--- start of INPUT ---

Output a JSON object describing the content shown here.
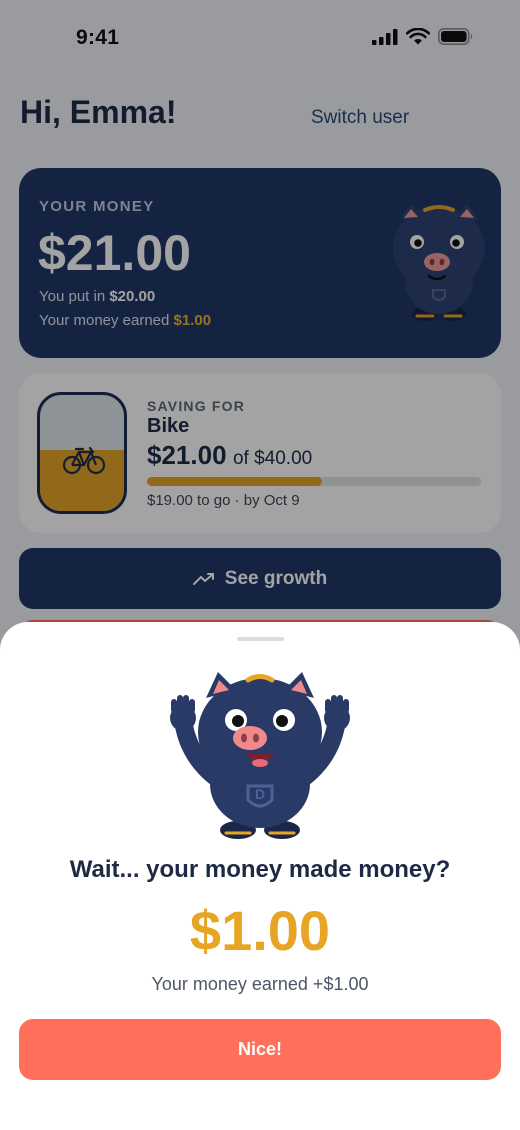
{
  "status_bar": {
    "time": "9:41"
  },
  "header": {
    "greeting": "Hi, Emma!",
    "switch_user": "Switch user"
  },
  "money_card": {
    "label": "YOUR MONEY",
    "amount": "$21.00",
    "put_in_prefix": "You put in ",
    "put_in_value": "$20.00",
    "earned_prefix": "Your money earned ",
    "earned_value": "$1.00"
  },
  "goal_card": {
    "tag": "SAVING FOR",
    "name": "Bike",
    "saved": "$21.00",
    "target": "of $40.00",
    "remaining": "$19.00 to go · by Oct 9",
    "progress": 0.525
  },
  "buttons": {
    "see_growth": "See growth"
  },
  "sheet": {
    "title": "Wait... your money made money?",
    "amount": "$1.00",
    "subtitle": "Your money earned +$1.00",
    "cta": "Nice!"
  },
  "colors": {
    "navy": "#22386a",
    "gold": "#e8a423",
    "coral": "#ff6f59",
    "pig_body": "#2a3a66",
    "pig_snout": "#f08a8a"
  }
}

--- end of INPUT ---
--- start of INPUT ---

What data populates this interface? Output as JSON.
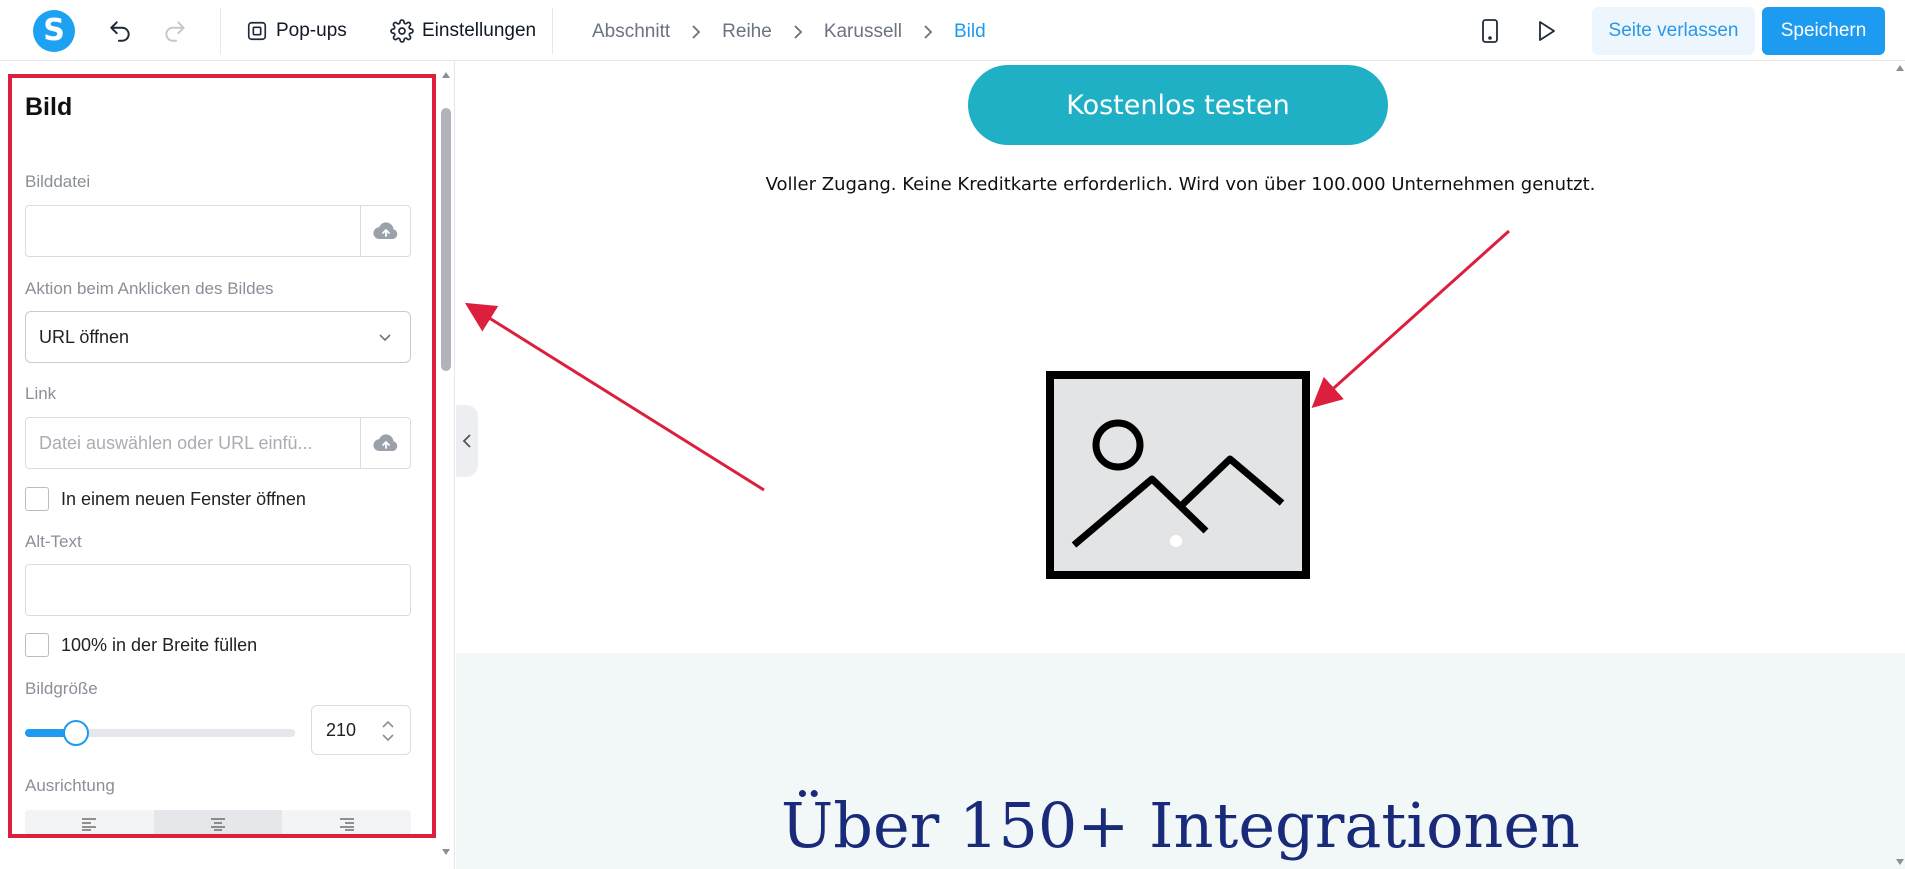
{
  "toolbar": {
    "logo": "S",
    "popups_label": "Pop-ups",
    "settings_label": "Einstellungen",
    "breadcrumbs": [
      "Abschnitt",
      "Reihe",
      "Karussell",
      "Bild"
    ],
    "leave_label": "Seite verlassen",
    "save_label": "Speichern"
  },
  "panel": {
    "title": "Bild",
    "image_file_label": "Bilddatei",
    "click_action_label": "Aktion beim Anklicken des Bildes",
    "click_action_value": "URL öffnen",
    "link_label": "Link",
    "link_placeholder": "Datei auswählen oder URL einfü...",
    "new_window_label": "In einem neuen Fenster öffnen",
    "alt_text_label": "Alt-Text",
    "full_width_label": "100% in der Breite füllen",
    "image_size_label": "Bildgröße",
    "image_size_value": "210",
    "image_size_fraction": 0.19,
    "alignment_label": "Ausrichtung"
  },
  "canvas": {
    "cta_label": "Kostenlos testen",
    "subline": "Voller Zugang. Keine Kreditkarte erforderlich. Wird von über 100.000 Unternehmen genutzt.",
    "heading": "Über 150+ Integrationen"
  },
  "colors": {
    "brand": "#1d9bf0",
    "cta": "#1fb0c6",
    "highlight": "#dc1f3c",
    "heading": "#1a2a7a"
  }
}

--- end of INPUT ---
--- start of INPUT ---

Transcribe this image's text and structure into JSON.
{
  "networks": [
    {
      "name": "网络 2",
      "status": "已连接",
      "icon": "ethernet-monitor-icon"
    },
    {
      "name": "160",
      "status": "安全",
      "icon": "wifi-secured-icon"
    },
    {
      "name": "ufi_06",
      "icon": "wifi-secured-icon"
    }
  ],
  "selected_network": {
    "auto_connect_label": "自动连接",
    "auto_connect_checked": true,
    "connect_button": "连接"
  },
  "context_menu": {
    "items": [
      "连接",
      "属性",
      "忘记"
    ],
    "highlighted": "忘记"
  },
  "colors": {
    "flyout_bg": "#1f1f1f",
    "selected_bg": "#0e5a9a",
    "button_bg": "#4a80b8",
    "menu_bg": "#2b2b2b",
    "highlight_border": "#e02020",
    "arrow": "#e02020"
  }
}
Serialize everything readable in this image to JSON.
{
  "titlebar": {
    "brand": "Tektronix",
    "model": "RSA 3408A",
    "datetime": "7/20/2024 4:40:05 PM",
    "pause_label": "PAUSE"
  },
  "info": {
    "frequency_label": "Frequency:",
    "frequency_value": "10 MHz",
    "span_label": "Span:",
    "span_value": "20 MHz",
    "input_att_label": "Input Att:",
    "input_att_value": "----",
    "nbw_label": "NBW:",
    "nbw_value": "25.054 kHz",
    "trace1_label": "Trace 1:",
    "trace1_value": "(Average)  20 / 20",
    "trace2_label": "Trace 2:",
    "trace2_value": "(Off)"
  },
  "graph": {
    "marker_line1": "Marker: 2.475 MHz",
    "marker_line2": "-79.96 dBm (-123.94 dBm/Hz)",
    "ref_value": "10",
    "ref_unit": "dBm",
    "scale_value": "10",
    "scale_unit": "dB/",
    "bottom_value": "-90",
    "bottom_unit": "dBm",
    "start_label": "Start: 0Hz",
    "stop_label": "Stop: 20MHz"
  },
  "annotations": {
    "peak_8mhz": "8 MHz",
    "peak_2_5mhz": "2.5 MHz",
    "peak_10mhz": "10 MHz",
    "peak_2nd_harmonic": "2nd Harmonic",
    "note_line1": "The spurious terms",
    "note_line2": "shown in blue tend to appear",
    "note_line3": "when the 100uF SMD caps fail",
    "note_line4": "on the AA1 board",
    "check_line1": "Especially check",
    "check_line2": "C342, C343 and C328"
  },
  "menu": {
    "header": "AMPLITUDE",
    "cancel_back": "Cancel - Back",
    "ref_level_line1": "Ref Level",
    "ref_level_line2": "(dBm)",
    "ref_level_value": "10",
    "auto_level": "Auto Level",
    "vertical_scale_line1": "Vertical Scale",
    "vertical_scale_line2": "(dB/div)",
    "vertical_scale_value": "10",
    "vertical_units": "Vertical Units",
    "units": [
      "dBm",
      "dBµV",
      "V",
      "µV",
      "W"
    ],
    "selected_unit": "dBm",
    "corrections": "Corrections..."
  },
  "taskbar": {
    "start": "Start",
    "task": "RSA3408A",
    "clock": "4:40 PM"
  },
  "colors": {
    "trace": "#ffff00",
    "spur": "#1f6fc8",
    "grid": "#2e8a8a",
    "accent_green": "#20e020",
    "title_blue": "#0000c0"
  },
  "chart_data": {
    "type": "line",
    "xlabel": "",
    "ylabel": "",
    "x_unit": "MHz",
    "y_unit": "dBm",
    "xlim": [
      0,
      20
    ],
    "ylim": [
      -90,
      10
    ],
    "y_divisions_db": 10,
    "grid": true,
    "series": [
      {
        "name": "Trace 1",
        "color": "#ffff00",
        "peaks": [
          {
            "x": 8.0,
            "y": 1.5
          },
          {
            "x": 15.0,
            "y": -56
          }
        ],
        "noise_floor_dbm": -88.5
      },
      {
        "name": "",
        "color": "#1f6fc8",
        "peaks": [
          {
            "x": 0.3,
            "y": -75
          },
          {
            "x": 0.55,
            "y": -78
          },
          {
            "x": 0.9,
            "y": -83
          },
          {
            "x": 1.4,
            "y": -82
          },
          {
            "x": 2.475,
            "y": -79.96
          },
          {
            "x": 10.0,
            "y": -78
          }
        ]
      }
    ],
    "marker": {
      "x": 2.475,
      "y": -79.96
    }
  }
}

--- end of INPUT ---

▸ DO THIS
Show the lines of the records that include the string "shown".

▸ PROBLEM SOLUTION
Output a JSON object describing the content shown here.
    "note_line2": "shown in blue tend to appear",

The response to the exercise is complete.